--- Begin Extract to read ---
Tata is correct in one aspect – there shall not be any unwarranted invasion of privacy. However, it is doubted and disputed whether his privacy was invaded or is it warranted. Unwarranted invasion of privacy is the exception to right to information as per section 8 of Right to Information Act, 2005, that means a required or warranted invasion is welcome to enforce right to know. Supreme Court judges' assets case, the Delhi High Court held that personal information related to the performance of the public duties by public officials does not receive the same level of protection as that of private individuals who do not perform such duties.
In Peoples Union for Civil Liberties (PUCL) v. Union of India, P. Venkatarama Reddy J. observed: By calling upon the contesting candidates to disclose the assets and liabilities of his/her spouse, the fundamental right to information of a voter citizen is thereby promoted, when there is a competition between the right to privacy of an individual and the right to information of the citizens, the former right has to be subordinated to the latter right as it serves larger public interest.
If a privacy interest in nondisclosure exists, the public interest in disclosure, if any, is weighed against that privacy interest. Even if the interest in protecting privacy is substantial, the importance of the public interest must still be considered because, unless the invasion of privacy is clearly unwarranted, the public interest in disclosure must prevail.
Given that freedom of information laws have at their core the purpose of disclosure, exemptions are strictly construed, and it has been said that the public right to know should prevail unless disclosure would publicize intimate details of a highly personal nature. The Radia tapes, so far published revealed public issue, but not an iota of personal life of claimant Tata. There is neither ‘personal privacy’ nor ‘unwarranted invasion’.
--- End Extract to read ---
--- Begin Records provided ---
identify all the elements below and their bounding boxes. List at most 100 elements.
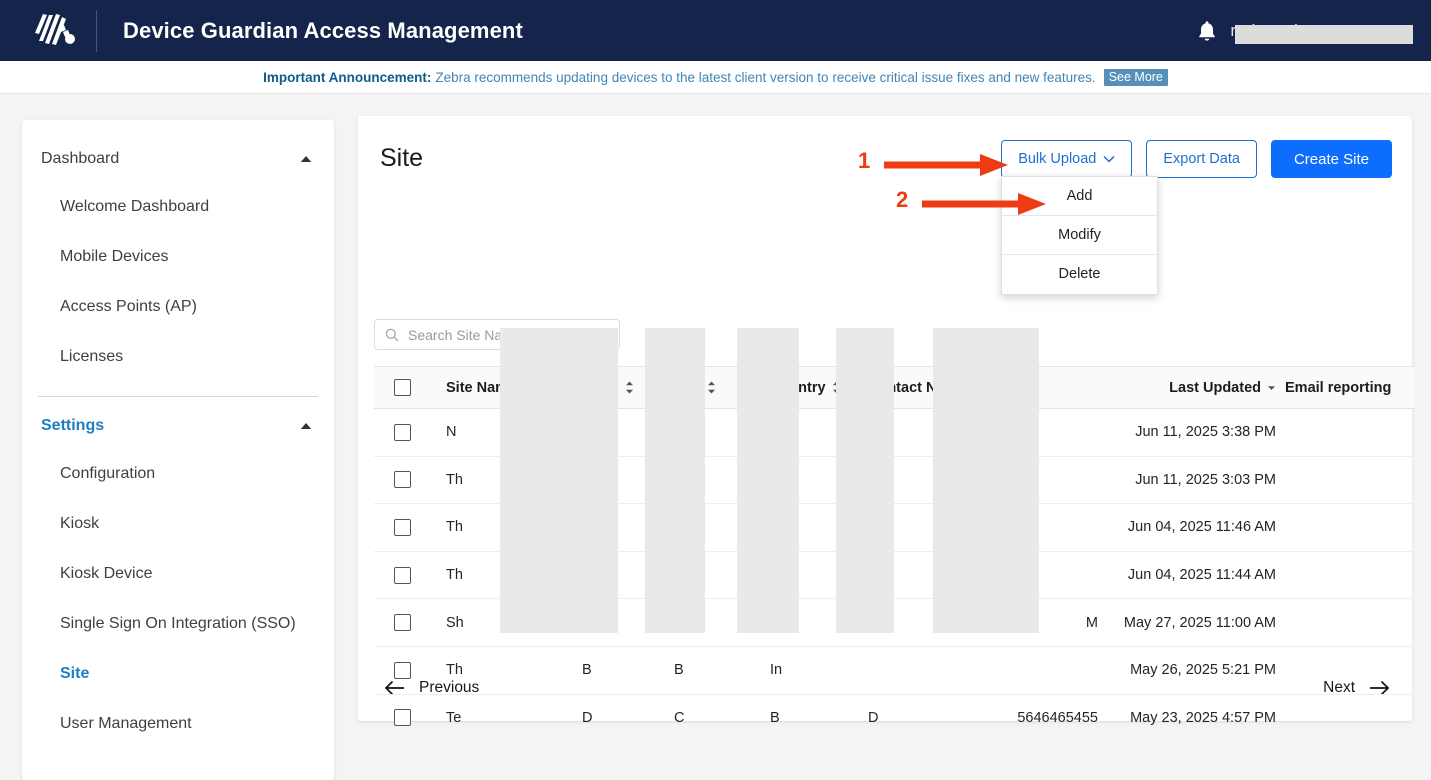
dropdown-item-modify[interactable]: Modify: [1002, 216, 1157, 255]
announcement-message: Zebra recommends updating devices to the…: [435, 69, 1096, 85]
top-bar-right-group: redacted-user-name: [1196, 0, 1414, 61]
cell-site-name: N: [430, 408, 582, 457]
announcement-label: Important Announcement:: [263, 69, 432, 85]
dropdown-item-add[interactable]: Add: [1002, 177, 1157, 216]
cell-phone: [988, 408, 1102, 457]
notification-bell-icon[interactable]: [1196, 19, 1218, 43]
sidebar-item-configuration[interactable]: Configuration: [22, 449, 334, 499]
sort-icon[interactable]: [522, 381, 531, 394]
sidebar-item-sso[interactable]: Single Sign On Integration (SSO): [22, 599, 334, 649]
column-select-all: [374, 366, 430, 409]
column-site-name-label: Site Name: [446, 379, 517, 396]
sidebar-group-settings[interactable]: Settings: [22, 403, 334, 449]
select-all-checkbox[interactable]: [393, 379, 411, 396]
cell-country: In: [770, 551, 868, 600]
cell-country: B: [770, 694, 868, 740]
sidebar-item-access-points[interactable]: Access Points (AP): [22, 282, 334, 332]
cell-email-reporting: 12:00 A: [1284, 598, 1415, 647]
table-row[interactable]: Th B B In Jun 04, 2025 11:46 AM 12:00 A: [374, 503, 1415, 552]
zebra-logo-icon[interactable]: [26, 11, 86, 51]
cell-last-updated: May 26, 2025 5:21 PM: [1102, 646, 1284, 695]
table-row[interactable]: Th B B In Jun 04, 2025 11:44 AM 12:00 A: [374, 551, 1415, 600]
table-row[interactable]: Th B B In Jun 11, 2025 3:03 PM 12:00 A: [374, 456, 1415, 505]
sidebar-item-welcome-dashboard[interactable]: Welcome Dashboard: [22, 182, 334, 232]
cell-email-reporting: 12:00 A: [1284, 408, 1415, 457]
row-checkbox-cell: [374, 408, 430, 457]
panel-action-buttons: Bulk Upload Export Data Create Site: [1001, 140, 1392, 178]
row-checkbox[interactable]: [393, 614, 411, 632]
row-checkbox-cell: [374, 503, 430, 552]
sidebar-item-mobile-devices[interactable]: Mobile Devices: [22, 232, 334, 282]
export-data-button[interactable]: Export Data: [1146, 140, 1257, 178]
user-menu[interactable]: redacted-user-name: [1230, 21, 1414, 44]
table-row[interactable]: Sh b in U M May 27, 2025 11:00 AM 12:00 …: [374, 598, 1415, 647]
column-last-updated[interactable]: Last Updated: [1102, 366, 1284, 409]
sidebar-item-site[interactable]: Site: [22, 649, 334, 699]
chevron-up-icon[interactable]: [300, 155, 312, 163]
cell-site-name: Th: [430, 646, 582, 695]
table-header: Site Name Town: [374, 366, 1415, 409]
cell-phone: M: [988, 598, 1102, 647]
cell-last-updated: Jun 04, 2025 11:46 AM: [1102, 503, 1284, 552]
sort-icon[interactable]: [625, 381, 634, 394]
row-checkbox[interactable]: [393, 566, 411, 584]
column-site-name[interactable]: Site Name: [430, 366, 582, 409]
table-row[interactable]: Te D C B D 5646465455 May 23, 2025 4:57 …: [374, 694, 1415, 740]
table-row[interactable]: N b in Jun 11, 2025 3:38 PM 12:00 A: [374, 408, 1415, 457]
sidebar-item-licenses[interactable]: Licenses: [22, 332, 334, 382]
cell-last-updated: May 27, 2025 11:00 AM: [1102, 598, 1284, 647]
app-title: Device Guardian Access Management: [123, 17, 523, 43]
row-checkbox[interactable]: [393, 471, 411, 489]
sort-icon[interactable]: [832, 381, 841, 394]
cell-phone: [988, 456, 1102, 505]
sidebar-item-label: Welcome Dashboard: [60, 198, 210, 215]
row-checkbox[interactable]: [393, 423, 411, 441]
cell-phone: [988, 551, 1102, 600]
table-row[interactable]: Th B B In May 26, 2025 5:21 PM 12:00 A: [374, 646, 1415, 695]
dropdown-item-delete[interactable]: Delete: [1058, 266, 1101, 282]
row-checkbox-cell: [374, 598, 430, 647]
sidebar-item-kiosk-device[interactable]: Kiosk Device: [22, 549, 334, 599]
column-phone: [988, 366, 1102, 409]
bulk-upload-dropdown-menu: Add Modify Delete: [1001, 176, 1158, 295]
cell-town: [582, 408, 674, 457]
sidebar-item-label: Single Sign On Integration (SSO): [60, 615, 296, 632]
column-contact-name[interactable]: Contact Name: [868, 366, 988, 409]
sort-icon[interactable]: [707, 381, 716, 394]
cell-contact-name: [868, 551, 988, 600]
sort-desc-icon[interactable]: [1267, 381, 1276, 394]
chevron-up-icon[interactable]: [300, 422, 312, 430]
search-site-name-input[interactable]: Search Site Name: [374, 319, 620, 350]
create-site-button[interactable]: Create Site: [1270, 140, 1392, 178]
see-more-button[interactable]: See More: [1103, 68, 1168, 86]
panel-header: Site Bulk Upload Export Data Create Site: [358, 116, 1412, 212]
row-checkbox[interactable]: [393, 518, 411, 536]
row-checkbox[interactable]: [393, 661, 411, 679]
sidebar-group-dashboard[interactable]: Dashboard: [22, 136, 334, 182]
cell-town: [582, 598, 674, 647]
sidebar-group-settings-label: Settings: [41, 417, 105, 434]
row-checkbox[interactable]: [393, 709, 411, 727]
sidebar-item-user-management[interactable]: User Management: [22, 699, 334, 749]
column-country[interactable]: Country: [770, 366, 868, 409]
cell-last-updated: Jun 11, 2025 3:38 PM: [1102, 408, 1284, 457]
cell-contact-name: D: [868, 694, 988, 740]
cell-last-updated: May 23, 2025 4:57 PM: [1102, 694, 1284, 740]
bulk-upload-button[interactable]: Bulk Upload: [1001, 140, 1133, 178]
site-table: Site Name Town: [374, 366, 1415, 740]
sidebar-item-kiosk[interactable]: Kiosk: [22, 499, 334, 549]
column-email-reporting: Email reporting: [1284, 366, 1415, 409]
cell-country: in: [770, 598, 868, 647]
cell-contact-name: [868, 408, 988, 457]
column-city[interactable]: City: [674, 366, 770, 409]
cell-city: b: [674, 408, 770, 457]
column-town[interactable]: Town: [582, 366, 674, 409]
cell-town: B: [582, 503, 674, 552]
column-city-label: City: [674, 379, 702, 396]
sidebar-item-label: Mobile Devices: [60, 248, 169, 265]
search-placeholder: Search Site Name: [408, 326, 522, 343]
column-email-reporting-label: Email reporting: [1285, 379, 1392, 396]
cell-city: B: [674, 646, 770, 695]
table-body: N b in Jun 11, 2025 3:38 PM 12:00 A Th B…: [374, 408, 1415, 740]
table-header-row: Site Name Town: [374, 366, 1415, 409]
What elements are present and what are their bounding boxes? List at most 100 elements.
--- End Records provided ---
## Tasks and exercises
a. In the passage on privacy and the right to information, copy word for word the part starting with "Given that freedom" and going on through "nor ‘unwarranted invasion’.".
b. Pick up the passage on privacy and the right to information where it stops, and keep writing it.

## Expected outputs
a.
Given that freedom of information laws have at their core the purpose of disclosure, exemptions are strictly construed, and it has been said that the public right to know should prevail unless disclosure would publicize intimate details of a highly personal nature. The Radia tapes, so far published revealed public issue, but not an iota of personal life of claimant Tata. There is neither ‘personal privacy’ nor ‘unwarranted invasion’.

b.
Like Ratan Tata, Nixon also sought to protect his tapes. However, Tata should know that Nixon failed. Former US President Richard Nixon challenged the constitutionality of the Presidential Recordings and Materials Preservation Act, which provided for the historical archiving of and public access to recordings and materials made by the President during his tenure in public office. In addressing Nixon's claim that providing public access to his White House recordings and papers would violate his right to privacy, the Court recognized and reaffirmed that “one element of privacy had been characterized as the ‘individual interest in avoiding disclosure of personal matters....” The Court continued, recognizing that “public officials, including the President, are not wholly without constitutionally protected privacy rights in matters of personal life unrelated to any acts done by them in their public capacity.”. The Court concluded that the “tape recordings made in the Presidential offices primarily relate to the conduct and business of the Presidency,” and that “the overwhelming bulk of the [records at issue] pertain, not to appellant's private communications, but to the official conduct of the Presidency.” Therefore, the Court concluded “only a minute portion of the materials implicates appellant's privacy interests,” precisely because “of his lack of any expectation of privacy in the overwhelming majority of the materials” - those that reflected on his official conduct.
Unless information in the government's hands is non-public and of a “highly personal and sensitive” nature, such that its public disclosure “would be offensive and objectionable to a reasonable person,” the disclosure of such information cannot, as a matter of law, violate an individual's right to privacy. See Flanagan, (applying the first prong of Martinelli to internal affairs file and concluding that “data in files ‘which is not of a highly personal or sensitive nature may not fall within the zone of confidentiality”) The US Supreme Court held that the evidence obtained by wire tapping was admissible against petitioners.
With these public interest exceptions controlling the right of privacy, which is yet take a firm shape, it is doubtful as to entitlement of Tata to block out the tale telling tapped tapes vis-à-vis their disclosure in public interest.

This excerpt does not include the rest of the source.